» Work to do
From the listing below, select every line where the word "自欺欺人尺" appears.

» Data shown

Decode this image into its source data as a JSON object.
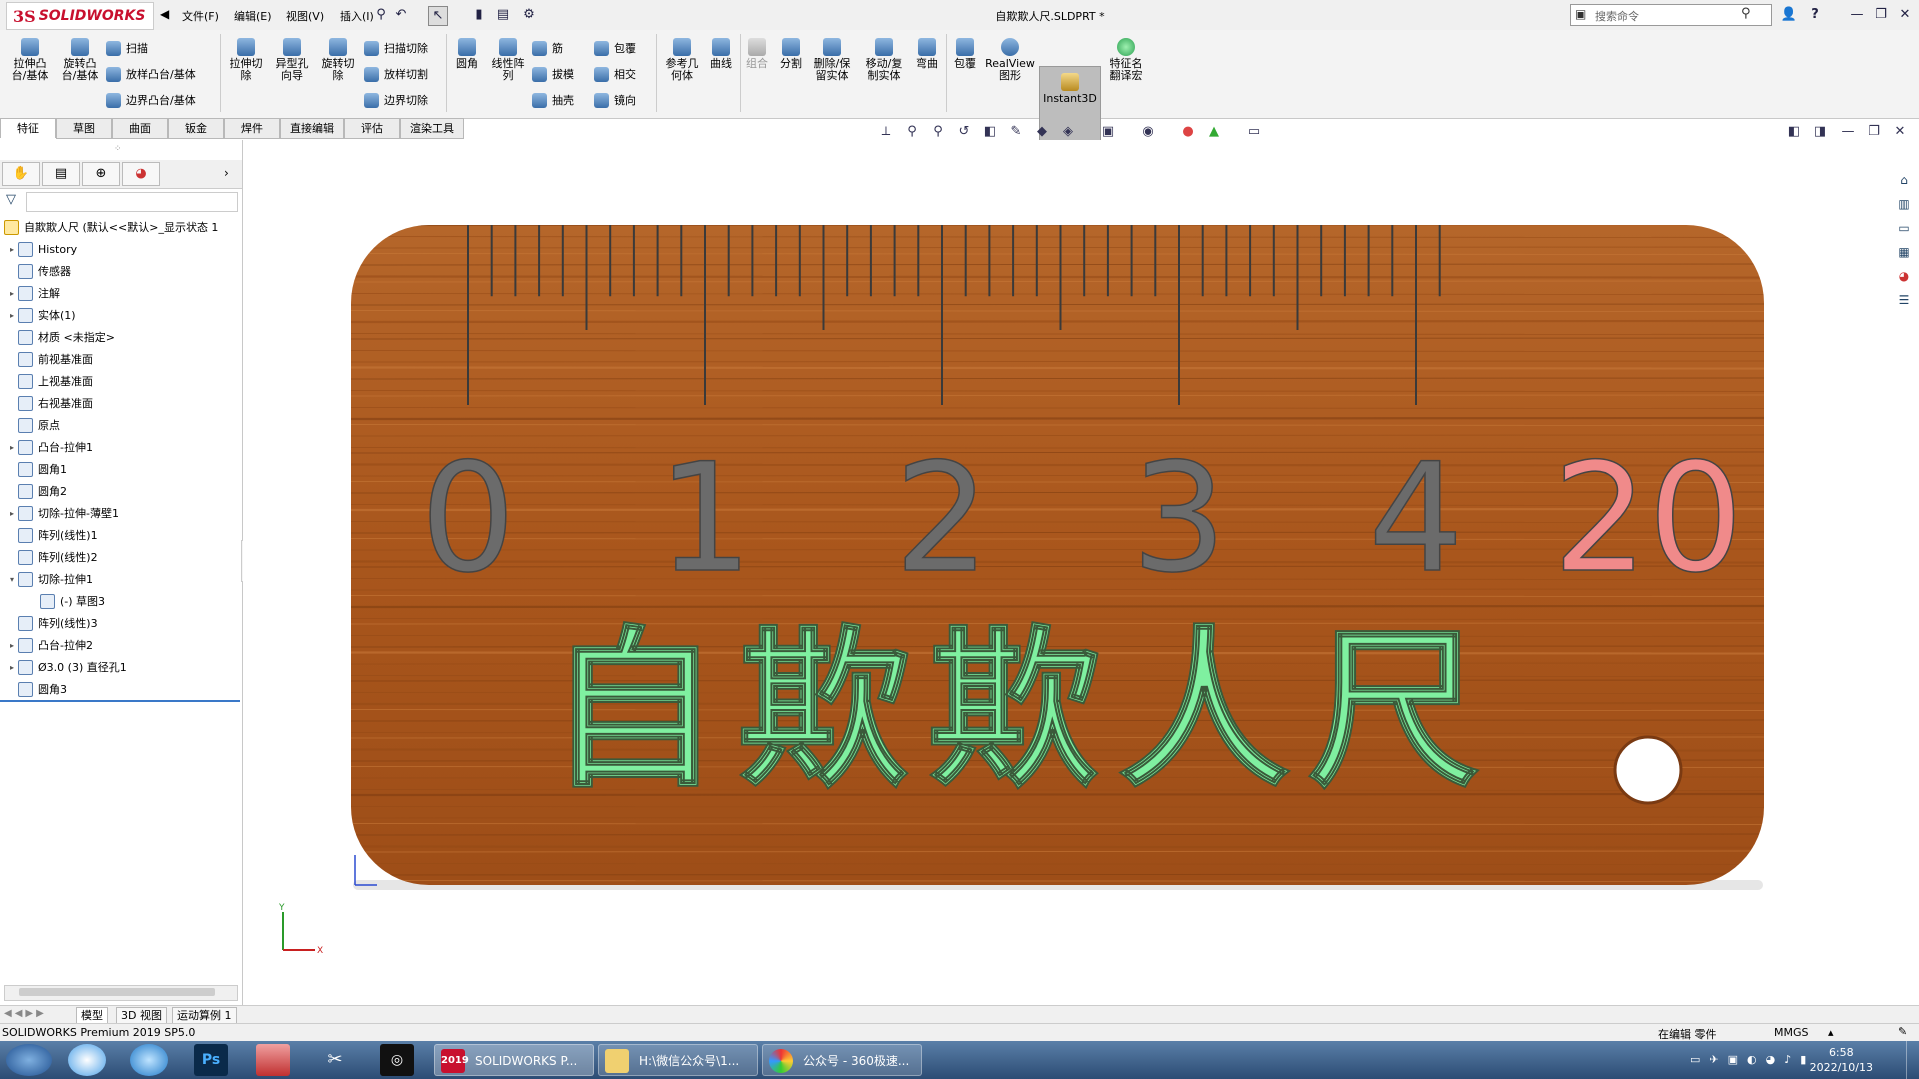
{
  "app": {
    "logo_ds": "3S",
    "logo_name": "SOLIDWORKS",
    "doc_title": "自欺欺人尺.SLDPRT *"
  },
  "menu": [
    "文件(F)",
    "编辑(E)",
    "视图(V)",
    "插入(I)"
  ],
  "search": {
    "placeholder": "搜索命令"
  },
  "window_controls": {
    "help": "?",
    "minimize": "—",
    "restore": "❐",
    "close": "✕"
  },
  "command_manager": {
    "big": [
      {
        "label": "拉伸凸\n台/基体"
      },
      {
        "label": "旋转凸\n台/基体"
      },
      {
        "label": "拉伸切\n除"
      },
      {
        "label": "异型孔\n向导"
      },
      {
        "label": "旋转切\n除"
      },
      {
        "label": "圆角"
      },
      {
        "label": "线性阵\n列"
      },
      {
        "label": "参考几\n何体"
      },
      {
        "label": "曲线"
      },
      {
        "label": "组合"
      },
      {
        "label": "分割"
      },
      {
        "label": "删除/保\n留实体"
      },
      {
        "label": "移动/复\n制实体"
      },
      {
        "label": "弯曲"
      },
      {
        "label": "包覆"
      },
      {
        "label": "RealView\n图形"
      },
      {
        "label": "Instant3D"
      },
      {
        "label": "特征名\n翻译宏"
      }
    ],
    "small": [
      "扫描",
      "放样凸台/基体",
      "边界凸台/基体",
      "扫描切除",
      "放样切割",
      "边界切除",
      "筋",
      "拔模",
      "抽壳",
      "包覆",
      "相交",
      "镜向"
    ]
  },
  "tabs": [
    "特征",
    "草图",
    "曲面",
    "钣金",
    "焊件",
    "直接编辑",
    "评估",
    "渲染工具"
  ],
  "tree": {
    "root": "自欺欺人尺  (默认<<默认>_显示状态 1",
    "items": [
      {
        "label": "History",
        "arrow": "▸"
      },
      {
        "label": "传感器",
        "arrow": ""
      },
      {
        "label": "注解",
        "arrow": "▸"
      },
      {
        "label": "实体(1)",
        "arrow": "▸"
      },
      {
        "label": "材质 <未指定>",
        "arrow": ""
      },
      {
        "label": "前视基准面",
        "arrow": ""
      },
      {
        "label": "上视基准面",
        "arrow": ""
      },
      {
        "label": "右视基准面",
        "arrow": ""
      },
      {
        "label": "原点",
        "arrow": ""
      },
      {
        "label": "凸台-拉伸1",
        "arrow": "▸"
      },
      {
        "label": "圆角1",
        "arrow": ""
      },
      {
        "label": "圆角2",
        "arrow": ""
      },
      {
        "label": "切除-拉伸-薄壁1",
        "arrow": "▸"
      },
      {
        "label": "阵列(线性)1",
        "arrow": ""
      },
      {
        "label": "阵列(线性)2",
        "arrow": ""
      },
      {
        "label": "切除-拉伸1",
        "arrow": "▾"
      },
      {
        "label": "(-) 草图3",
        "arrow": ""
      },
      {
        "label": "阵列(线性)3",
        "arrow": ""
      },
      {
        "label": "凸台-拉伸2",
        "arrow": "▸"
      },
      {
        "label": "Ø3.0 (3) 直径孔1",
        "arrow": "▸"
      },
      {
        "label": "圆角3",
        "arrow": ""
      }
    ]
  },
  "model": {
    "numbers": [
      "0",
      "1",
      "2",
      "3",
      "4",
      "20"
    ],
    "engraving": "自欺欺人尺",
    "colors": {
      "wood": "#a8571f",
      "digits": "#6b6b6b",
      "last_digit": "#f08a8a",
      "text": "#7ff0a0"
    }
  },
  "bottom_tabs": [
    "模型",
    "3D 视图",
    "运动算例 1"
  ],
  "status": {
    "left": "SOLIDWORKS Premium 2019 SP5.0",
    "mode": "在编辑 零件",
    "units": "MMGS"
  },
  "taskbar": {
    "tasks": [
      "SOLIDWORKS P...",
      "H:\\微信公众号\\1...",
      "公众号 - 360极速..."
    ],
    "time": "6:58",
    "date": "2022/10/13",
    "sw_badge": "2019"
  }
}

--

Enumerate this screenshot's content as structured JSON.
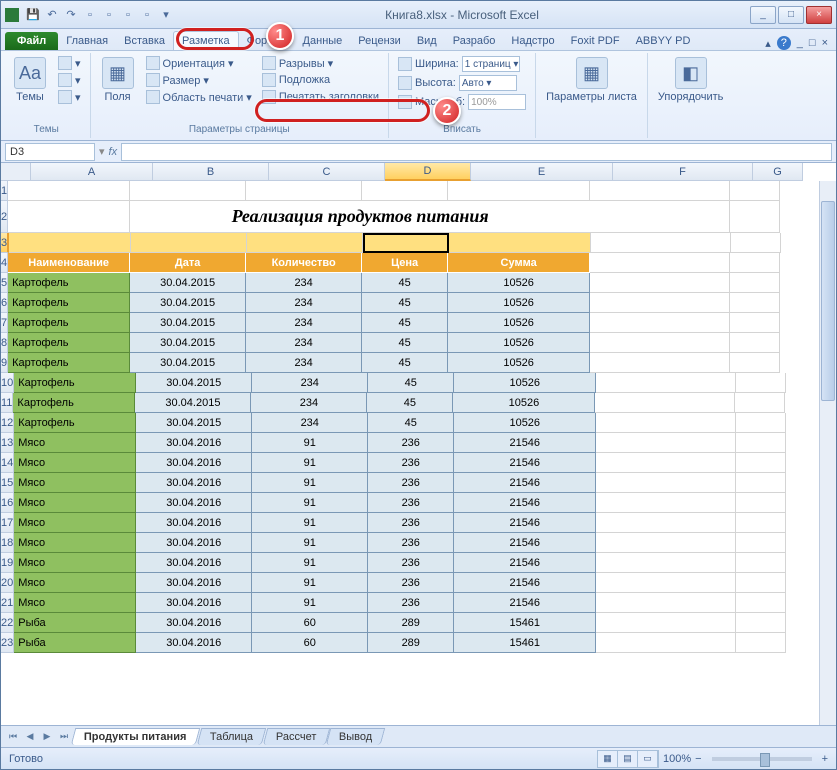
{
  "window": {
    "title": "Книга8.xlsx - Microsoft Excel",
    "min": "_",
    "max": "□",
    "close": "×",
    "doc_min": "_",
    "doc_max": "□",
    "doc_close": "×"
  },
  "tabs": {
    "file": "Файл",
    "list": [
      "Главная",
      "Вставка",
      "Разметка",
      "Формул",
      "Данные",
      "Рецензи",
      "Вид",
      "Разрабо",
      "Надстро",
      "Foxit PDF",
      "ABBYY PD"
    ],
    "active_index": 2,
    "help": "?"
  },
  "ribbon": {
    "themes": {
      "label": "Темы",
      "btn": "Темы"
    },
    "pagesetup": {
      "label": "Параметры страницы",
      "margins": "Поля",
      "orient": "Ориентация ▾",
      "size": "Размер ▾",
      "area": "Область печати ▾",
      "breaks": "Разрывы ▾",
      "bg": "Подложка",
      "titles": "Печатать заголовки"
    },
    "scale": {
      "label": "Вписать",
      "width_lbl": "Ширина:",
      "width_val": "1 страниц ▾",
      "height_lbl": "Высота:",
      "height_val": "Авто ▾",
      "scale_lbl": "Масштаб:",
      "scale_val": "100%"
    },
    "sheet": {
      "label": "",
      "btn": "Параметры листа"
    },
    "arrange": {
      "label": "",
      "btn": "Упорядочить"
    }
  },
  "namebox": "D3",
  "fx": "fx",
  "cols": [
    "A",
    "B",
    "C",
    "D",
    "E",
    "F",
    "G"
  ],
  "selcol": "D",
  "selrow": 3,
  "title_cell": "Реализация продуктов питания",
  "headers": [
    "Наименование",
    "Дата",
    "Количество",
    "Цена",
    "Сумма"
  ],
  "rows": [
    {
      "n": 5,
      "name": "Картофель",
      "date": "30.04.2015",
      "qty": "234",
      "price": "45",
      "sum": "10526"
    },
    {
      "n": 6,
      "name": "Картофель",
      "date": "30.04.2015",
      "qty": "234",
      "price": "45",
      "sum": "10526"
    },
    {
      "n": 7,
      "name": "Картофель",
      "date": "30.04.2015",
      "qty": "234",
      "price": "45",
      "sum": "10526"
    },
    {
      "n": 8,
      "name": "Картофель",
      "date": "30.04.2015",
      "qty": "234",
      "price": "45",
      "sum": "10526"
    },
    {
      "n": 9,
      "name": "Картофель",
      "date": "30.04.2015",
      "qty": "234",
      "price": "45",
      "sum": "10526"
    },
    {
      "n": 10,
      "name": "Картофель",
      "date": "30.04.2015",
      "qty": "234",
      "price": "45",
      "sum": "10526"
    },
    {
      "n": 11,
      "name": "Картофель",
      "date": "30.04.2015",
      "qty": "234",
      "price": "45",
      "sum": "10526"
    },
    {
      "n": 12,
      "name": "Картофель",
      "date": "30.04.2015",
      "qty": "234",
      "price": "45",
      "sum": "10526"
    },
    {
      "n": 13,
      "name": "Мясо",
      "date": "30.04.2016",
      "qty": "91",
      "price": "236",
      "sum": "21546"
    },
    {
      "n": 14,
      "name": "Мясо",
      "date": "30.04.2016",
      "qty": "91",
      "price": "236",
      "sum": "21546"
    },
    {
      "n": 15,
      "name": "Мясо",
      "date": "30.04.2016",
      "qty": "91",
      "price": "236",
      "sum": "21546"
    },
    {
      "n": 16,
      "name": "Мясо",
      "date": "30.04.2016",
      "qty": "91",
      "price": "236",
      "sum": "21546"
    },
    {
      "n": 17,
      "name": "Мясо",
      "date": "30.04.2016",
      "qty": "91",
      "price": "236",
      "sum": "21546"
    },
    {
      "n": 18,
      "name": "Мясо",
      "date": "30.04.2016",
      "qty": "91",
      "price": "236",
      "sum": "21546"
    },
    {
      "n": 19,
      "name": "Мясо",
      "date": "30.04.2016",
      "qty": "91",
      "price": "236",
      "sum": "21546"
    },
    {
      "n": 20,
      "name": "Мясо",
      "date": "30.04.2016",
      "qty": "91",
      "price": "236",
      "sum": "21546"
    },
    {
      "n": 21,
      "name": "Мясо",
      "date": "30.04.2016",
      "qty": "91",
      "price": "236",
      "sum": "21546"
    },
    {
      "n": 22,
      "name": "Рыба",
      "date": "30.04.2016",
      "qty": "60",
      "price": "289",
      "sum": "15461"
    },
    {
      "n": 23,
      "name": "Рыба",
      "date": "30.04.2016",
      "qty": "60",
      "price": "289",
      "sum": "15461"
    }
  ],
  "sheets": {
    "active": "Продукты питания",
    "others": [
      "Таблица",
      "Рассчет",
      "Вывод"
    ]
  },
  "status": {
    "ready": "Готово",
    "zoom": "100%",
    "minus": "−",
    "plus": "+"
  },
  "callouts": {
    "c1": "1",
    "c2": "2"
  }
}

...

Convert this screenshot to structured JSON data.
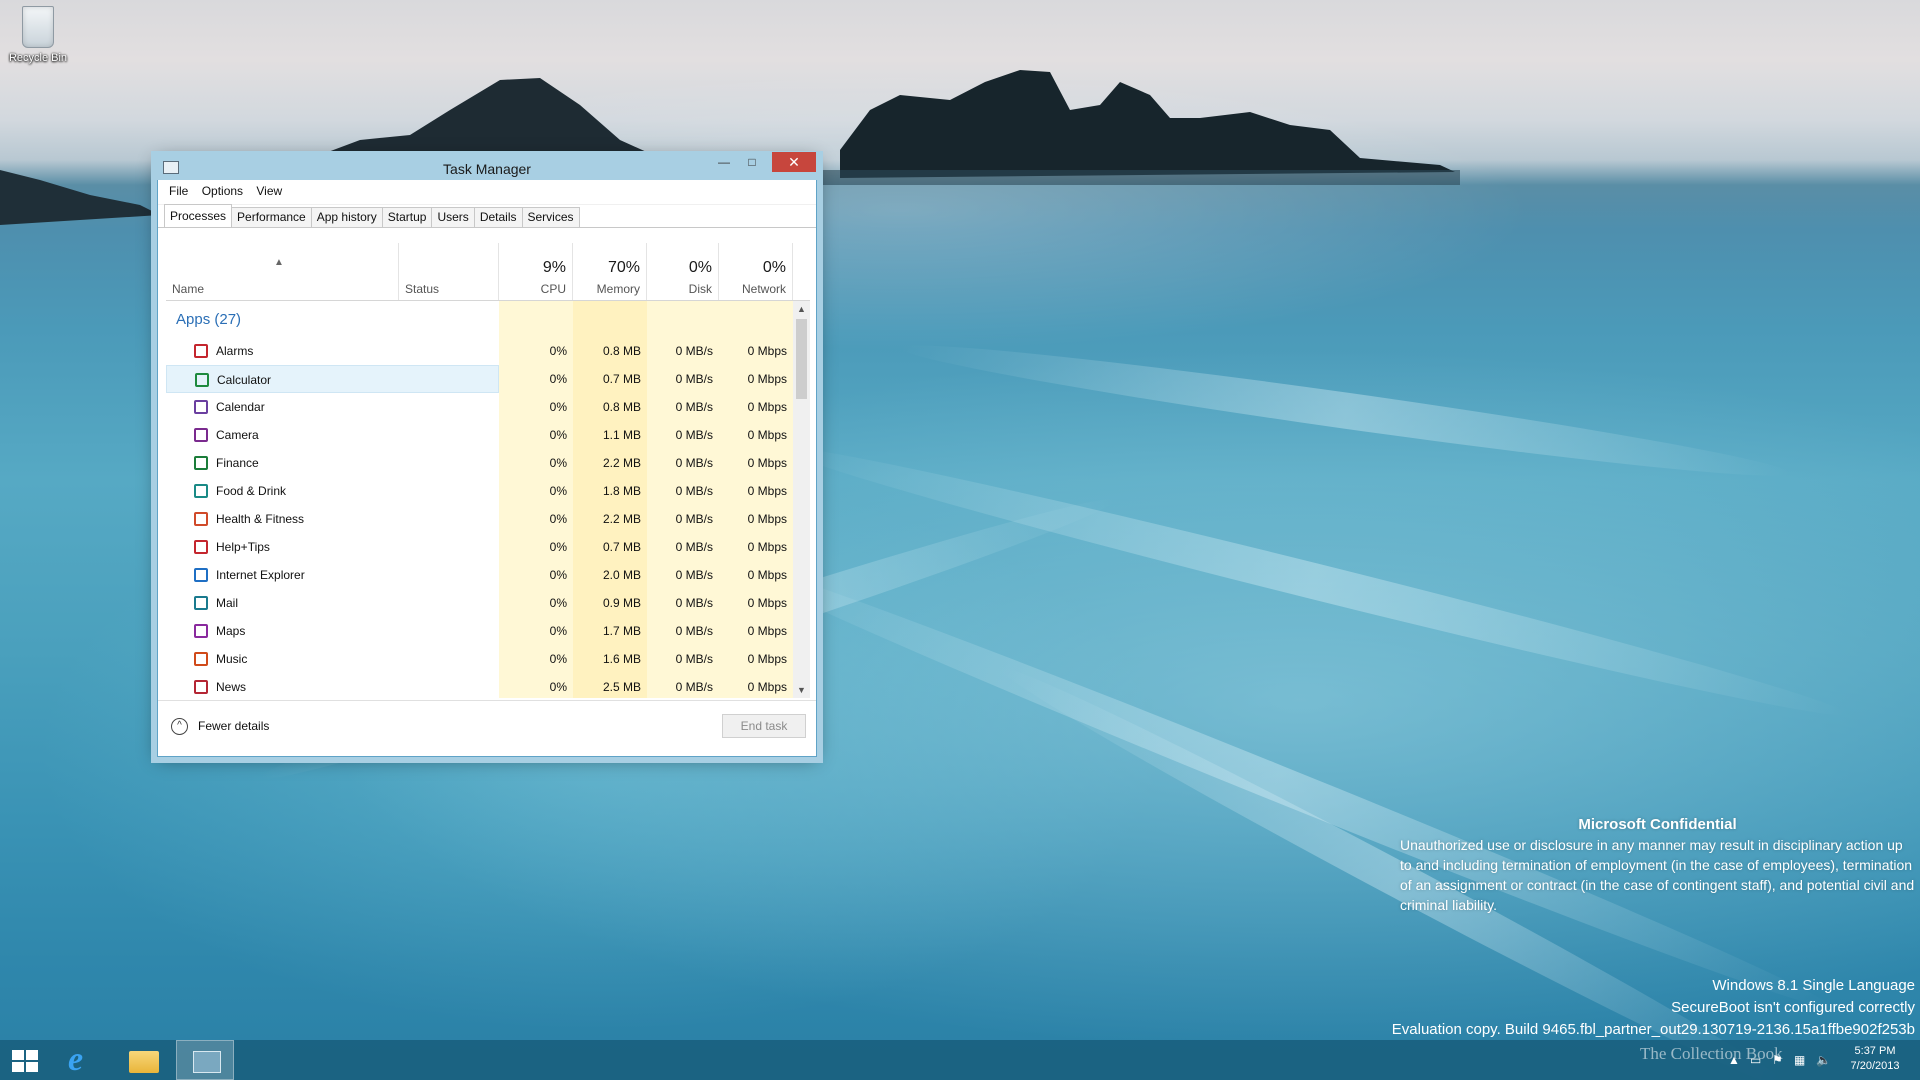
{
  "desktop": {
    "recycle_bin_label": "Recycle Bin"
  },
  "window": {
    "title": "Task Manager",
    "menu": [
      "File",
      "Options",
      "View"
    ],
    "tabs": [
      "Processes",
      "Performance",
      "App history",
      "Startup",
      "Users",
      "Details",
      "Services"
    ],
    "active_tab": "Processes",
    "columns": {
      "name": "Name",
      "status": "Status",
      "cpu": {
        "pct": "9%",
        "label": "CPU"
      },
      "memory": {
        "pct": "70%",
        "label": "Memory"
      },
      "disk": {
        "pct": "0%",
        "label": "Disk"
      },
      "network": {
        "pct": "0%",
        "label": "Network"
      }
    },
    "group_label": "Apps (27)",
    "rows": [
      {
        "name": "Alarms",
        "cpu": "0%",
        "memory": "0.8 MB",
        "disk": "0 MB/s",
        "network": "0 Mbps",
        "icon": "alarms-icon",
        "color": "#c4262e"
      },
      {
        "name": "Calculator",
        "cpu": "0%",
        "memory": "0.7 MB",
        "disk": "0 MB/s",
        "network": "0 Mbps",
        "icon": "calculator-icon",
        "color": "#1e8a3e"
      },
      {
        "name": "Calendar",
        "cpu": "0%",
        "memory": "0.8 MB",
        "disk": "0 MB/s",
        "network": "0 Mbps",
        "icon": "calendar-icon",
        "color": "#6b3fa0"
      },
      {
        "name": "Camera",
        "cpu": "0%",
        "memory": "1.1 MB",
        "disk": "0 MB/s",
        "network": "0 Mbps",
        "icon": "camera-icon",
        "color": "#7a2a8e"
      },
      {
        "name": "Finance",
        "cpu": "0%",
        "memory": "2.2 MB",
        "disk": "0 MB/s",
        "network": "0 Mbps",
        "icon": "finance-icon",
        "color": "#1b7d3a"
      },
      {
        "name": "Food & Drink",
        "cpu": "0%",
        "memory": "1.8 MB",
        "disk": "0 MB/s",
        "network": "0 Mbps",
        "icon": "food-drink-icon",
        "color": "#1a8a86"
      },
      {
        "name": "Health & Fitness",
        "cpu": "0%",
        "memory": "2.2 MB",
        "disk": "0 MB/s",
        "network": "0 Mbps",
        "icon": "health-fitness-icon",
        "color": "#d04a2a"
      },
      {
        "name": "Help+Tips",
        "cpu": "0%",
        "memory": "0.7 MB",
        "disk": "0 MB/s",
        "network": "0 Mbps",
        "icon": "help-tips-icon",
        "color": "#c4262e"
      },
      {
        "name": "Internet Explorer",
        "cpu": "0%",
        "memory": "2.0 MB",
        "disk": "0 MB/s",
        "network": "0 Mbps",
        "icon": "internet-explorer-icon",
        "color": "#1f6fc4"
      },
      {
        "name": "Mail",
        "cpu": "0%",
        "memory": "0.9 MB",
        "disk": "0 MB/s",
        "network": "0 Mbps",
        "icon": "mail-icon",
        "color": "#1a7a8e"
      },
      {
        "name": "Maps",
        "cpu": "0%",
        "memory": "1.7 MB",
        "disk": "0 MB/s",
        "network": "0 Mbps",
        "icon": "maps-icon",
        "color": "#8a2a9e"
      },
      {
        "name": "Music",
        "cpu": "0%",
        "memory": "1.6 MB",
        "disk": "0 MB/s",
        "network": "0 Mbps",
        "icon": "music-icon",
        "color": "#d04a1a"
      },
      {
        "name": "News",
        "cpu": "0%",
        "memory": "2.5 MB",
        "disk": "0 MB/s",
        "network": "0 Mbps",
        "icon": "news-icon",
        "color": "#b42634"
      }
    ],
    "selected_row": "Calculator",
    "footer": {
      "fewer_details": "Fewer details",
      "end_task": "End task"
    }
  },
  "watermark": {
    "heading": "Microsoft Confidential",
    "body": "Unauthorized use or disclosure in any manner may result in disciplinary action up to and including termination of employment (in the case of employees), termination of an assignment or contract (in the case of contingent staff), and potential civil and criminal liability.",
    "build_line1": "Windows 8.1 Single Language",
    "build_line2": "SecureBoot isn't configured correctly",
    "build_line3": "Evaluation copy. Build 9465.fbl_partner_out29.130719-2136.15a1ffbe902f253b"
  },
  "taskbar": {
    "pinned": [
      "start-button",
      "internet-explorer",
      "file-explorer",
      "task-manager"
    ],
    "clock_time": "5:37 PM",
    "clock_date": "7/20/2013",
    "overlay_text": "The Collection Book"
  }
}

» Solution
    "doc_title": "自欺欺人尺.SLDPRT *"
    "root": "自欺欺人尺  (默认<<默认>_显示状态 1",
    "engraving": "自欺欺人尺",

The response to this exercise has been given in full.